▶

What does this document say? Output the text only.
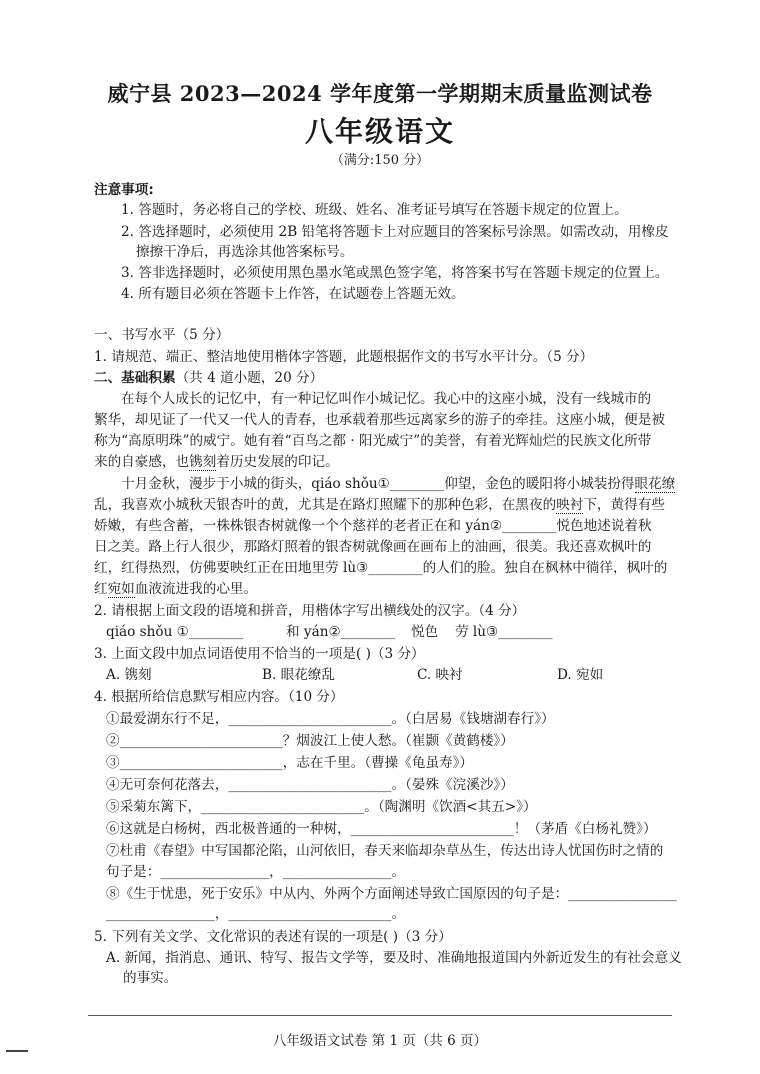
威宁县 2023—2024 学年度第一学期期末质量监测试卷
八年级语文
（满分:150 分）
注意事项:
1. 答题时，务必将自己的学校、班级、姓名、准考证号填写在答题卡规定的位置上。
2. 答选择题时，必须使用 2B 铅笔将答题卡上对应题目的答案标号涂黑。如需改动，用橡皮
擦擦干净后，再选涂其他答案标号。
3. 答非选择题时，必须使用黑色墨水笔或黑色签字笔，将答案书写在答题卡规定的位置上。
4. 所有题目必须在答题卡上作答，在试题卷上答题无效。
一、书写水平（5 分）
1. 请规范、端正、整洁地使用楷体字答题，此题根据作文的书写水平计分。（5 分）
二、基础积累（共 4 道小题，20 分）
在每个人成长的记忆中，有一种记忆叫作小城记忆。我心中的这座小城，没有一线城市的
繁华，却见证了一代又一代人的青春，也承载着那些远离家乡的游子的牵挂。这座小城，便是被
称为“高原明珠”的威宁。她有着“百鸟之都 · 阳光威宁”的美誉，有着光辉灿烂的民族文化所带
来的自豪感，也镌刻着历史发展的印记。
十月金秋，漫步于小城的街头，qiáo shǒu①________仰望，金色的暖阳将小城装扮得眼花缭
乱，我喜欢小城秋天银杏叶的黄，尤其是在路灯照耀下的那种色彩，在黑夜的映衬下，黄得有些
娇嫩，有些含蓄，一株株银杏树就像一个个慈祥的老者正在和 yán②________悦色地述说着秋
日之美。路上行人很少，那路灯照着的银杏树就像画在画布上的油画，很美。我还喜欢枫叶的
红，红得热烈，仿佛要映红正在田地里劳 lù③________的人们的脸。独自在枫林中徜徉，枫叶的
红宛如血液流进我的心里。
2. 请根据上面文段的语境和拼音，用楷体字写出横线处的汉字。（4 分）
qiáo shǒu ①________	和 yán②________ 悦色 劳 lù③________
3. 上面文段中加点词语使用不恰当的一项是( )（3 分）
A. 镌刻	B. 眼花缭乱	C. 映衬	D. 宛如
4. 根据所给信息默写相应内容。（10 分）
①最爱湖东行不足，________________________。（白居易《钱塘湖春行》）
②________________________？烟波江上使人愁。（崔颢《黄鹤楼》）
③________________________，志在千里。（曹操《龟虽寿》）
④无可奈何花落去，________________________。（晏殊《浣溪沙》）
⑤采菊东篱下，________________________。（陶渊明《饮酒<其五>》）
⑥这就是白杨树，西北极普通的一种树，________________________！（茅盾《白杨礼赞》）
⑦杜甫《春望》中写国都沦陷，山河依旧，春天来临却杂草丛生，传达出诗人忧国伤时之情的
句子是：________________，________________。
⑧《生于忧患，死于安乐》中从内、外两个方面阐述导致亡国原因的句子是：________________
________________，________________________。
5. 下列有关文学、文化常识的表述有误的一项是( )（3 分）
A. 新闻，指消息、通讯、特写、报告文学等，要及时、准确地报道国内外新近发生的有社会意义
的事实。
八年级语文试卷 第 1 页（共 6 页）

◀

Show every line in the records above that contains the word "qiáo".

> EXERCISE RESPONSE
十月金秋，漫步于小城的街头，qiáo shǒu①________仰望，金色的暖阳将小城装扮得眼花缭
qiáo shǒu ①________	和 yán②________ 悦色 劳 lù③________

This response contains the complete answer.